-- Exercise materials --
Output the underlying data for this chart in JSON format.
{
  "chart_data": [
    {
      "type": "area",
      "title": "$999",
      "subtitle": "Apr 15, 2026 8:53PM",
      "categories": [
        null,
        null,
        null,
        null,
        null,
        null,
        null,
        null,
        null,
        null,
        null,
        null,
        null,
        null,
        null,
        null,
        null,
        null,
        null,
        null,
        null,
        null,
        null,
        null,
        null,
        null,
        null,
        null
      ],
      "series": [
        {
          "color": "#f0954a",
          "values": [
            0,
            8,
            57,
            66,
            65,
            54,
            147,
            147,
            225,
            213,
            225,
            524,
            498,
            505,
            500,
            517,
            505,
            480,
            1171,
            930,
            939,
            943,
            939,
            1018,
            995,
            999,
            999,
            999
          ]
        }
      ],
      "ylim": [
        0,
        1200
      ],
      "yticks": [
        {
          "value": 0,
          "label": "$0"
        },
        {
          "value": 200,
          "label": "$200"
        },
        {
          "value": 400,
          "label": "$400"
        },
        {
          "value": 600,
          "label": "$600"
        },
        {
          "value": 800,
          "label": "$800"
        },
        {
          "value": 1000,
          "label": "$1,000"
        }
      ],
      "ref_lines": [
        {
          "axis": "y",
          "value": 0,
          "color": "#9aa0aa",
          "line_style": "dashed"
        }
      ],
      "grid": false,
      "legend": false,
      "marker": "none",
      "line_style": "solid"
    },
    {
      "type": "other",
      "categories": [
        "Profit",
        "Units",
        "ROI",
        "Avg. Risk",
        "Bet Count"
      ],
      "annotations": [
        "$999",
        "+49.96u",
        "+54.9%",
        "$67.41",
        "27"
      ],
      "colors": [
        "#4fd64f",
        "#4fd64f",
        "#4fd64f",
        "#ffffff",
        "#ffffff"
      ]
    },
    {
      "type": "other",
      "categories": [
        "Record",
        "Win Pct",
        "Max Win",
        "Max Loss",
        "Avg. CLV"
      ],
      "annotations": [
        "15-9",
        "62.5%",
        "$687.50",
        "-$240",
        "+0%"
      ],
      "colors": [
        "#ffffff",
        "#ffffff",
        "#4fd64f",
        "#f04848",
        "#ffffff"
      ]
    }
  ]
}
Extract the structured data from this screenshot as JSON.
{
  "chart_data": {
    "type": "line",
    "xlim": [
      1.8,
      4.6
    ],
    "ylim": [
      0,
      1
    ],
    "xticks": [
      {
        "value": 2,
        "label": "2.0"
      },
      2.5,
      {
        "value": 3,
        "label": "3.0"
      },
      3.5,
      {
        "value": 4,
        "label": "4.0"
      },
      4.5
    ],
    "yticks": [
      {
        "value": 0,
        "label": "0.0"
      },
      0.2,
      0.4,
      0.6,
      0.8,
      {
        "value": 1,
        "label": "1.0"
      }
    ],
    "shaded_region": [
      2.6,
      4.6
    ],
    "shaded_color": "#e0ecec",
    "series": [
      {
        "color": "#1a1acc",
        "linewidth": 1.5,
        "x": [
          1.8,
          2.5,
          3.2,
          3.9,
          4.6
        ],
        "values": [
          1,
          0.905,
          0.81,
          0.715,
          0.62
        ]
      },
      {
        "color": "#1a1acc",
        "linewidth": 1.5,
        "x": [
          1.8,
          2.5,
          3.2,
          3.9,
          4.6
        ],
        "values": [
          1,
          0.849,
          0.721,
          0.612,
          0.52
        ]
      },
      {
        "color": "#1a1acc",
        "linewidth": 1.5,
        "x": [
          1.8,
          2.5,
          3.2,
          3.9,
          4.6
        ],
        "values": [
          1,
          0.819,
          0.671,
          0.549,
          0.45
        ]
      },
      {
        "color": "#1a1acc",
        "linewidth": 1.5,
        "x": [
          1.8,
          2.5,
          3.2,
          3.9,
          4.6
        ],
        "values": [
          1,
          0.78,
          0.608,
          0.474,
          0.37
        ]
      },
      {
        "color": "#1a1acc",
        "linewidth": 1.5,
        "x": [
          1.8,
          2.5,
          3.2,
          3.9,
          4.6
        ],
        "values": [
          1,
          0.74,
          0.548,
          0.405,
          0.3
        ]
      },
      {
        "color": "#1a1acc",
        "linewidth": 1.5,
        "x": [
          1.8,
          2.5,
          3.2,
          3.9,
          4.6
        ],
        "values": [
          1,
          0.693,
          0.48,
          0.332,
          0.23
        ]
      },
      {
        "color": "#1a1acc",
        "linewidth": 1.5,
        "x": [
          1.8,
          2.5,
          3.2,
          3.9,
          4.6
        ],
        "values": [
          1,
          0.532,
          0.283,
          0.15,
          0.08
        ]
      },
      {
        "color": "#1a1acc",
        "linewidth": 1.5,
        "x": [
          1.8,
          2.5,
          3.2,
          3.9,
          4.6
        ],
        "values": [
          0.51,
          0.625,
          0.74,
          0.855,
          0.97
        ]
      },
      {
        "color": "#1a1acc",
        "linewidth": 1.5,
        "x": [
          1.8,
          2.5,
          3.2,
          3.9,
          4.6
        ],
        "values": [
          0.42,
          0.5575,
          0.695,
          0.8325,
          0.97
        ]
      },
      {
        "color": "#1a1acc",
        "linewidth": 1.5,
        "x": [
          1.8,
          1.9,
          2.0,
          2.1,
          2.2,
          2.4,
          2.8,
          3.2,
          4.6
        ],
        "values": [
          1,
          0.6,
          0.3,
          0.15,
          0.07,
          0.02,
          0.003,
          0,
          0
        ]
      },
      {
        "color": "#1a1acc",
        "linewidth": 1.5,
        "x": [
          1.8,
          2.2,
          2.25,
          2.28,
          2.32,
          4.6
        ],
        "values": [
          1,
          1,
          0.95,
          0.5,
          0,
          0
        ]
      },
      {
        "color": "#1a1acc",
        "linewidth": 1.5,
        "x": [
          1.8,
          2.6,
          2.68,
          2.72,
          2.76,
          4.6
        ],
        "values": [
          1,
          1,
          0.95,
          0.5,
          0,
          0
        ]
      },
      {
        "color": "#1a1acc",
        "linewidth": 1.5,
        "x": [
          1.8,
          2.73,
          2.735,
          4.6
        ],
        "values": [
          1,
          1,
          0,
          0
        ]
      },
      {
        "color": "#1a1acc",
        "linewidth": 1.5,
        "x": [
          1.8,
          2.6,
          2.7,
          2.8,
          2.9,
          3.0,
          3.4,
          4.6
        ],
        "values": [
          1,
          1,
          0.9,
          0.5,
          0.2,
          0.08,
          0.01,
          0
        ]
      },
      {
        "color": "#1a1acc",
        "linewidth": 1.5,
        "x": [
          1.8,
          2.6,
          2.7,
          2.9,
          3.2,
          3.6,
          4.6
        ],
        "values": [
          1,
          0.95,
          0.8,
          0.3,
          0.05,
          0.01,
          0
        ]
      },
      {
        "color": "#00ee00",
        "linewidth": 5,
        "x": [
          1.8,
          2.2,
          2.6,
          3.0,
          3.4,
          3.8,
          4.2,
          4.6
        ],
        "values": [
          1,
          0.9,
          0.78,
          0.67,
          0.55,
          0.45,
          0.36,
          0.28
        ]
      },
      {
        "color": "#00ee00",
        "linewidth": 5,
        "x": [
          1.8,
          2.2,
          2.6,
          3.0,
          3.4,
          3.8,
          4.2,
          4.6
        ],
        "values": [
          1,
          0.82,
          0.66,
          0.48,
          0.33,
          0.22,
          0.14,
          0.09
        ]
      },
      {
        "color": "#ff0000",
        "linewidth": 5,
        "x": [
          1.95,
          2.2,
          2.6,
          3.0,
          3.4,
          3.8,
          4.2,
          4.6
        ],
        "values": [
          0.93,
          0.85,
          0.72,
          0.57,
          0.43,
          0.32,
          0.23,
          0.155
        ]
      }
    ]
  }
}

-- Work to do --
Count how many lines of the material hold the string "JSON". Give the number and nothing more.

-- Exercise answer --
2